* **Exercise**
How many lines hold the string "перехода"? Give only the number.

* **Input for this task**

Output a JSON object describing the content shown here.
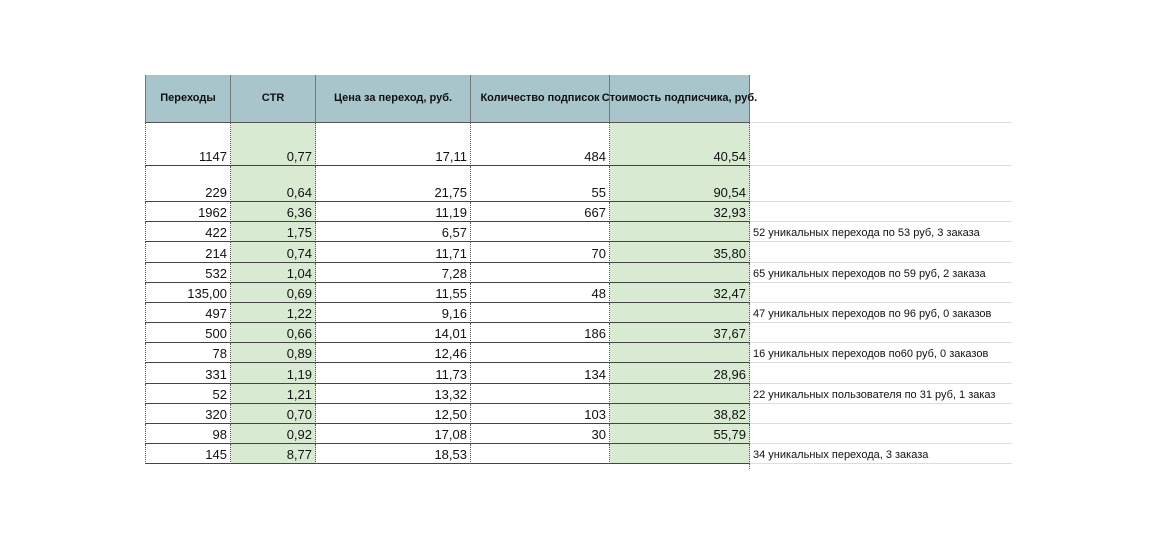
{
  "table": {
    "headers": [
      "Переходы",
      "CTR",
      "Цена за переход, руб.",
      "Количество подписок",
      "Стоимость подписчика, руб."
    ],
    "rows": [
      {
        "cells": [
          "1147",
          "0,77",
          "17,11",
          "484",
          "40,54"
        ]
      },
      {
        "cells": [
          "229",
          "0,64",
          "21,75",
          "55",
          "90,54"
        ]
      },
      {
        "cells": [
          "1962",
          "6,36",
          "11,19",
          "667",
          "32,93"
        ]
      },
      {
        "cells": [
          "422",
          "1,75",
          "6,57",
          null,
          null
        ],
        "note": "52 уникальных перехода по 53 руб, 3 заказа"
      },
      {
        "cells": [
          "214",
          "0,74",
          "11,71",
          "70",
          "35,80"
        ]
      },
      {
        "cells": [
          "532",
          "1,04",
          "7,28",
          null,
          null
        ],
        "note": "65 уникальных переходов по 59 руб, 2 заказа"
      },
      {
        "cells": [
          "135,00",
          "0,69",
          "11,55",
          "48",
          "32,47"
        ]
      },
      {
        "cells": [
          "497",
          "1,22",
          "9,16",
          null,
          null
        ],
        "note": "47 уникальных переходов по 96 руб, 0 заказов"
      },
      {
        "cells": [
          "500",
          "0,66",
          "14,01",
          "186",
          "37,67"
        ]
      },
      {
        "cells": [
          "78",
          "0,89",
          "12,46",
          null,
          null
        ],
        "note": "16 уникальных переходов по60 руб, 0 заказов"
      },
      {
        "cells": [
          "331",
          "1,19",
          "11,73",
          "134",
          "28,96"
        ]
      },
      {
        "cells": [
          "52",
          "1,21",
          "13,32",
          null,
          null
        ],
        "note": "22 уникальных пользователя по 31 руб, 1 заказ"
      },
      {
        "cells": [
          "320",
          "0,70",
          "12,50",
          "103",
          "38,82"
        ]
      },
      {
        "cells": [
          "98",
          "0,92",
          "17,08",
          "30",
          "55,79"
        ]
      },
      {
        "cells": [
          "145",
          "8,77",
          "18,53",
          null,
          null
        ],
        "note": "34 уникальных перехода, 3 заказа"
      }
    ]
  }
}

--

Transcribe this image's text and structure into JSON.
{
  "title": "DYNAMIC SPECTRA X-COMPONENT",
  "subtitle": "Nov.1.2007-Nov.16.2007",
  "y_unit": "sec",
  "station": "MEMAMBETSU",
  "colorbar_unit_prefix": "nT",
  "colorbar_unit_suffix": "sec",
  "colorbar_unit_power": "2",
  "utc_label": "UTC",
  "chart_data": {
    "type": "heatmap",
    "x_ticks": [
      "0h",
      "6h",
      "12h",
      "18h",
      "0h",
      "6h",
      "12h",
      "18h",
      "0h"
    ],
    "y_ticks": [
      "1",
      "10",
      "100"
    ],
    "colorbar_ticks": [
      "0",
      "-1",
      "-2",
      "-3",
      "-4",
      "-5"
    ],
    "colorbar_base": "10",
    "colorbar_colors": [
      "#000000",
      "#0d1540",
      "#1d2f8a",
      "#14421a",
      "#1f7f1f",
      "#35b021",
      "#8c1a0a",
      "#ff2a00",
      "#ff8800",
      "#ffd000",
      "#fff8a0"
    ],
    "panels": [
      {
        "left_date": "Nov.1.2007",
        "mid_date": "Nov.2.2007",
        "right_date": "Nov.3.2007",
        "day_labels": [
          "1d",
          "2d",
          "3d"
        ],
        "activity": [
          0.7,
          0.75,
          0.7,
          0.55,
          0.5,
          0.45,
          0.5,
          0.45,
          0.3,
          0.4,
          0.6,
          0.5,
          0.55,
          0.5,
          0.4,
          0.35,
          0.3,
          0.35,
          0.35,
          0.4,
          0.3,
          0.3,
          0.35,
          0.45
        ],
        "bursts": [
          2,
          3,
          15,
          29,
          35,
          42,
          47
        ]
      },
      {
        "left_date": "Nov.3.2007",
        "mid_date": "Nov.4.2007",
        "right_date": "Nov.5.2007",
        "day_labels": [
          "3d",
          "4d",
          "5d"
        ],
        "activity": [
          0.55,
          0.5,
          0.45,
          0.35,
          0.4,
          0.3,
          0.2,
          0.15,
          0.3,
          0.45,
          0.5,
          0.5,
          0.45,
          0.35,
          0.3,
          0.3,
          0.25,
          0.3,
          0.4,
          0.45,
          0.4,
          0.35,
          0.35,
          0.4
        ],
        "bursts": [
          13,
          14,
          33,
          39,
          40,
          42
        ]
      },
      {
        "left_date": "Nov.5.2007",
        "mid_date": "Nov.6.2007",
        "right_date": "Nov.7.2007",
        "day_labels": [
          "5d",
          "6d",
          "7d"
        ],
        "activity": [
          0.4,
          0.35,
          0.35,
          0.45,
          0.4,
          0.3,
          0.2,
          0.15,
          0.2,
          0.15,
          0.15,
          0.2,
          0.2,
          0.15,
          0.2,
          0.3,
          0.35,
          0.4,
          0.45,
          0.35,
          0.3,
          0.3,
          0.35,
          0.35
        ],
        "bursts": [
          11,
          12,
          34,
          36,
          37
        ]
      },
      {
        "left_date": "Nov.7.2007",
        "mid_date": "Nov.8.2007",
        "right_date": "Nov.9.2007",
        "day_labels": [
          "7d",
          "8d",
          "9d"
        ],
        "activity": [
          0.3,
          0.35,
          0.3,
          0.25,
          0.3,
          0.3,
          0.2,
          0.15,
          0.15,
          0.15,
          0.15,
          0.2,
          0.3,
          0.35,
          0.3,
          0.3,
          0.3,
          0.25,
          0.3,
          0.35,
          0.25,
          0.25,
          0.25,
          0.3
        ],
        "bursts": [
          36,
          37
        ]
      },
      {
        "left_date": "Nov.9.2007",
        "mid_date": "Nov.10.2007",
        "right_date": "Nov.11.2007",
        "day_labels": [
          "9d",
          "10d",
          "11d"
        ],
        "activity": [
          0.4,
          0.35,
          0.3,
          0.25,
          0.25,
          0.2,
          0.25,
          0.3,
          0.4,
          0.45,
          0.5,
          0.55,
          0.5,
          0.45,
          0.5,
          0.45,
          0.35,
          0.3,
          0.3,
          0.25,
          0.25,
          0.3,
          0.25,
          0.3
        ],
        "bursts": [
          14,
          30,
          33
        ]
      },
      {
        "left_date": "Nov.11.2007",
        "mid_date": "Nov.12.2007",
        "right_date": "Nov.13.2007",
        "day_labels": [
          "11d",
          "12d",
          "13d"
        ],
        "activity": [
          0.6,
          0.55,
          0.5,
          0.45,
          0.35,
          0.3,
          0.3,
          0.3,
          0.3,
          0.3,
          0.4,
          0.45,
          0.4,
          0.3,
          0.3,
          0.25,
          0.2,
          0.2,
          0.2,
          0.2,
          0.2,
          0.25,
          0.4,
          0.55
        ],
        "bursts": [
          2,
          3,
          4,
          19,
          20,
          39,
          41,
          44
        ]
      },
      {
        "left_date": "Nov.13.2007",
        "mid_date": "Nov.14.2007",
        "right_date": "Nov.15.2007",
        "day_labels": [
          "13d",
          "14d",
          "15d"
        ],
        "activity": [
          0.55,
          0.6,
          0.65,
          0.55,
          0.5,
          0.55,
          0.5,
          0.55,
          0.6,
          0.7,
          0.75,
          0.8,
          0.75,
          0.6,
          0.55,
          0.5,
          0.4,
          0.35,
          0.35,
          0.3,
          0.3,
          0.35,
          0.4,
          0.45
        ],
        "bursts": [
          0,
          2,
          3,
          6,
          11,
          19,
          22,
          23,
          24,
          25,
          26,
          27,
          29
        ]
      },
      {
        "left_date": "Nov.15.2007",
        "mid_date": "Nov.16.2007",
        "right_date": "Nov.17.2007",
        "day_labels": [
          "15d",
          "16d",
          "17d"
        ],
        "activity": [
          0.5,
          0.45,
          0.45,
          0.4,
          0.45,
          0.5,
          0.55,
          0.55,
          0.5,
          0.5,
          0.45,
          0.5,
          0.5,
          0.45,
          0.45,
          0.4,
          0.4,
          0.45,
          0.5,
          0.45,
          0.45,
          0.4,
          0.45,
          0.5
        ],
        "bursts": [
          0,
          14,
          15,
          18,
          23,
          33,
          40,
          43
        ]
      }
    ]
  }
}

* **Complete output**
2